The task
Copy the records word for word. Pictures do not go in.

(Records drawn from a dataset)
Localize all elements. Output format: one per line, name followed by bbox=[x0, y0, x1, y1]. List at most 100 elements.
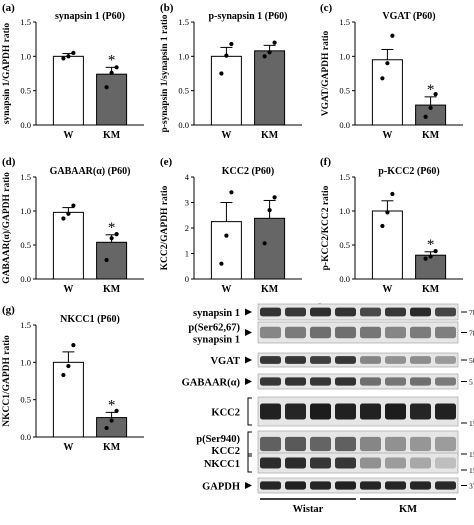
blot-band bbox=[435, 326, 456, 339]
blot-band bbox=[310, 377, 331, 386]
bar bbox=[371, 210, 403, 280]
blot-strip bbox=[257, 373, 459, 390]
blot-band bbox=[335, 457, 356, 469]
blot-band bbox=[360, 403, 381, 420]
data-point bbox=[61, 56, 66, 61]
blot-row: KCC2 150 kD bbox=[211, 396, 474, 428]
y-axis-label: synapsin 1/GAPDH ratio bbox=[2, 23, 12, 125]
chart-title: KCC2 (P60) bbox=[222, 166, 275, 177]
bar bbox=[254, 217, 286, 280]
blot-strip bbox=[257, 321, 459, 344]
blot-band bbox=[310, 326, 331, 339]
chart-title: synapsin 1 (P60) bbox=[55, 11, 125, 22]
bar bbox=[52, 55, 84, 126]
data-point bbox=[267, 208, 272, 213]
size-label: 37 kD bbox=[469, 482, 474, 491]
blot-band bbox=[310, 307, 331, 317]
significance-mark: * bbox=[108, 52, 116, 68]
blot-band bbox=[385, 356, 406, 364]
significance-mark: * bbox=[108, 220, 116, 236]
panel-label: (c) bbox=[320, 2, 333, 14]
arrow-marker bbox=[245, 329, 252, 336]
y-tick-label: 0.5 bbox=[339, 240, 350, 250]
size-label: 78 kD bbox=[469, 308, 474, 317]
blot-strip bbox=[257, 352, 459, 368]
y-tick-label: 1.5 bbox=[20, 320, 31, 330]
blot-band bbox=[360, 436, 381, 452]
bar bbox=[210, 55, 242, 126]
data-point bbox=[71, 50, 76, 56]
blot-band bbox=[335, 307, 356, 317]
y-axis-label: p-synapsin 1/synapsin 1 ratio bbox=[160, 14, 170, 132]
data-point bbox=[109, 70, 114, 75]
y-tick-label: 0 bbox=[185, 274, 189, 284]
data-point bbox=[224, 53, 229, 58]
significance-mark: * bbox=[427, 82, 435, 98]
data-point bbox=[219, 71, 224, 76]
panel-label: (d) bbox=[2, 156, 16, 168]
protein-label: p(Ser62,67) bbox=[188, 323, 240, 334]
x-tick-label: W bbox=[63, 442, 73, 453]
blot-band bbox=[285, 403, 306, 420]
blot-band bbox=[310, 436, 331, 452]
bar bbox=[210, 221, 242, 280]
data-point bbox=[114, 408, 119, 413]
data-point bbox=[229, 190, 234, 195]
blot-strip bbox=[257, 303, 459, 321]
blot-band bbox=[285, 481, 306, 490]
panel-label: (f) bbox=[320, 156, 331, 168]
protein-label: KCC2 bbox=[211, 408, 240, 419]
blot-band bbox=[435, 356, 456, 364]
blot-band bbox=[260, 457, 281, 469]
size-label: 150 kD bbox=[469, 466, 474, 475]
bar bbox=[96, 241, 128, 280]
blot-band bbox=[285, 307, 306, 317]
y-tick-label: 0.0 bbox=[20, 274, 31, 284]
blot-band bbox=[435, 403, 456, 420]
blot-band bbox=[360, 457, 381, 469]
data-point bbox=[104, 257, 109, 263]
blot-band bbox=[410, 377, 431, 386]
y-tick-label: 1.0 bbox=[178, 51, 189, 61]
blot-band bbox=[335, 377, 356, 386]
x-tick-label: W bbox=[382, 130, 392, 141]
y-tick-label: 0.0 bbox=[20, 432, 31, 442]
blot-band bbox=[385, 403, 406, 420]
blot-band bbox=[310, 356, 331, 364]
data-point bbox=[104, 85, 109, 90]
y-tick-label: 1.5 bbox=[339, 17, 350, 27]
arrow-marker bbox=[245, 482, 252, 489]
blot-row: p(Ser62,67)synapsin 1 78 kD bbox=[188, 321, 474, 346]
blot-band bbox=[435, 377, 456, 386]
blot-band bbox=[410, 403, 431, 420]
blot-band bbox=[410, 457, 431, 469]
blot-band bbox=[260, 356, 281, 364]
blot-row: p(Ser940)KCC2 150 kD bbox=[196, 430, 474, 459]
blot-band bbox=[285, 457, 306, 469]
y-tick-label: 1.0 bbox=[20, 357, 31, 367]
group-label: Wistar bbox=[293, 504, 324, 515]
data-point bbox=[272, 40, 277, 45]
x-tick-label: W bbox=[63, 130, 73, 141]
blot-band bbox=[385, 457, 406, 469]
blot-band bbox=[385, 307, 406, 317]
panel-label: (a) bbox=[2, 2, 15, 14]
blot-band bbox=[410, 326, 431, 339]
blot-band bbox=[410, 481, 431, 490]
blot-strip bbox=[257, 477, 459, 494]
data-point bbox=[272, 195, 277, 200]
blot-band bbox=[335, 326, 356, 339]
blot-band bbox=[285, 326, 306, 339]
y-tick-label: 4 bbox=[185, 172, 190, 182]
data-point bbox=[423, 256, 428, 261]
panel-label: (e) bbox=[160, 156, 173, 168]
chart-panel: (b) p-synapsin 1 (P60) p-synapsin 1/synaps… bbox=[160, 2, 302, 141]
chart-panel: (g) NKCC1 (P60) NKCC1/GAPDH ratio 0.0 0.5 1.0… bbox=[2, 304, 144, 453]
data-point bbox=[423, 114, 428, 119]
data-point bbox=[262, 54, 267, 59]
data-point bbox=[61, 216, 66, 221]
blot-panel: (h)synapsin 178 kDp(Ser62,67)synapsin 17… bbox=[182, 302, 474, 515]
panel-label: (b) bbox=[160, 2, 174, 14]
y-axis-label: VGAT/GAPDH ratio bbox=[321, 30, 331, 116]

Finished task
Localize all elements. Output format: one per line, name followed by bbox=[x0, y0, x1, y1]. List at most 100 elements.
blot-band bbox=[435, 326, 456, 339]
blot-band bbox=[310, 377, 331, 386]
bar bbox=[371, 210, 403, 280]
blot-strip bbox=[257, 373, 459, 390]
blot-band bbox=[335, 457, 356, 469]
blot-band bbox=[360, 403, 381, 420]
data-point bbox=[61, 56, 66, 61]
blot-row: KCC2 150 kD bbox=[211, 396, 474, 428]
y-axis-label: synapsin 1/GAPDH ratio bbox=[2, 23, 12, 125]
chart-title: KCC2 (P60) bbox=[222, 166, 275, 177]
bar bbox=[254, 217, 286, 280]
blot-strip bbox=[257, 321, 459, 344]
blot-band bbox=[310, 326, 331, 339]
chart-title: synapsin 1 (P60) bbox=[55, 11, 125, 22]
bar bbox=[52, 55, 84, 126]
data-point bbox=[267, 208, 272, 213]
size-label: 37 kD bbox=[469, 482, 474, 491]
blot-band bbox=[310, 307, 331, 317]
significance-mark: * bbox=[108, 52, 116, 68]
blot-band bbox=[385, 356, 406, 364]
significance-mark: * bbox=[108, 220, 116, 236]
panel-label: (c) bbox=[320, 2, 333, 14]
arrow-marker bbox=[245, 329, 252, 336]
y-tick-label: 0.5 bbox=[339, 240, 350, 250]
size-label: 78 kD bbox=[469, 308, 474, 317]
blot-strip bbox=[257, 352, 459, 368]
y-tick-label: 1.5 bbox=[20, 320, 31, 330]
blot-band bbox=[360, 436, 381, 452]
bar bbox=[210, 55, 242, 126]
data-point bbox=[71, 50, 76, 56]
blot-band bbox=[335, 307, 356, 317]
y-axis-label: p-synapsin 1/synapsin 1 ratio bbox=[160, 14, 170, 132]
data-point bbox=[109, 70, 114, 75]
y-tick-label: 0 bbox=[185, 274, 189, 284]
data-point bbox=[224, 53, 229, 58]
significance-mark: * bbox=[427, 82, 435, 98]
data-point bbox=[219, 71, 224, 76]
panel-label: (d) bbox=[2, 156, 16, 168]
protein-label: p(Ser62,67) bbox=[188, 323, 240, 334]
x-tick-label: W bbox=[63, 442, 73, 453]
blot-band bbox=[285, 403, 306, 420]
blot-band bbox=[310, 436, 331, 452]
bar bbox=[210, 221, 242, 280]
data-point bbox=[114, 408, 119, 413]
data-point bbox=[229, 190, 234, 195]
blot-strip bbox=[257, 303, 459, 321]
blot-band bbox=[285, 481, 306, 490]
panel-label: (f) bbox=[320, 156, 331, 168]
protein-label: KCC2 bbox=[211, 408, 240, 419]
blot-band bbox=[435, 356, 456, 364]
blot-band bbox=[260, 457, 281, 469]
size-label: 150 kD bbox=[469, 466, 474, 475]
bar bbox=[96, 241, 128, 280]
blot-band bbox=[285, 307, 306, 317]
y-tick-label: 0.0 bbox=[20, 274, 31, 284]
blot-band bbox=[435, 403, 456, 420]
blot-band bbox=[360, 457, 381, 469]
data-point bbox=[104, 257, 109, 263]
blot-band bbox=[410, 377, 431, 386]
y-tick-label: 1.0 bbox=[178, 51, 189, 61]
blot-band bbox=[335, 377, 356, 386]
x-tick-label: W bbox=[382, 130, 392, 141]
y-tick-label: 0.0 bbox=[20, 432, 31, 442]
blot-band bbox=[385, 403, 406, 420]
blot-band bbox=[310, 356, 331, 364]
data-point bbox=[104, 85, 109, 90]
y-tick-label: 1.5 bbox=[339, 17, 350, 27]
arrow-marker bbox=[245, 482, 252, 489]
blot-row: p(Ser62,67)synapsin 1 78 kD bbox=[188, 321, 474, 346]
blot-band bbox=[435, 377, 456, 386]
blot-band bbox=[410, 403, 431, 420]
blot-band bbox=[410, 457, 431, 469]
blot-band bbox=[260, 356, 281, 364]
blot-row: p(Ser940)KCC2 150 kD bbox=[196, 430, 474, 459]
blot-band bbox=[285, 457, 306, 469]
y-tick-label: 1.0 bbox=[20, 357, 31, 367]
group-label: Wistar bbox=[293, 504, 324, 515]
data-point bbox=[272, 40, 277, 45]
x-tick-label: W bbox=[63, 130, 73, 141]
blot-band bbox=[385, 457, 406, 469]
blot-band bbox=[385, 307, 406, 317]
panel-label: (a) bbox=[2, 2, 15, 14]
blot-band bbox=[410, 326, 431, 339]
blot-band bbox=[410, 481, 431, 490]
blot-strip bbox=[257, 477, 459, 494]
data-point bbox=[272, 195, 277, 200]
blot-band bbox=[335, 326, 356, 339]
blot-band bbox=[285, 326, 306, 339]
y-tick-label: 4 bbox=[185, 172, 190, 182]
data-point bbox=[423, 256, 428, 261]
panel-label: (e) bbox=[160, 156, 173, 168]
chart-panel: (b) p-synapsin 1 (P60) p-synapsin 1/synaps… bbox=[160, 2, 302, 141]
chart-panel: (g) NKCC1 (P60) NKCC1/GAPDH ratio 0.0 0.5 1.0… bbox=[2, 304, 144, 453]
data-point bbox=[423, 114, 428, 119]
data-point bbox=[262, 54, 267, 59]
data-point bbox=[61, 216, 66, 221]
blot-panel: (h)synapsin 178 kDp(Ser62,67)synapsin 17… bbox=[182, 302, 474, 515]
panel-label: (b) bbox=[160, 2, 174, 14]
y-axis-label: VGAT/GAPDH ratio bbox=[321, 30, 331, 116]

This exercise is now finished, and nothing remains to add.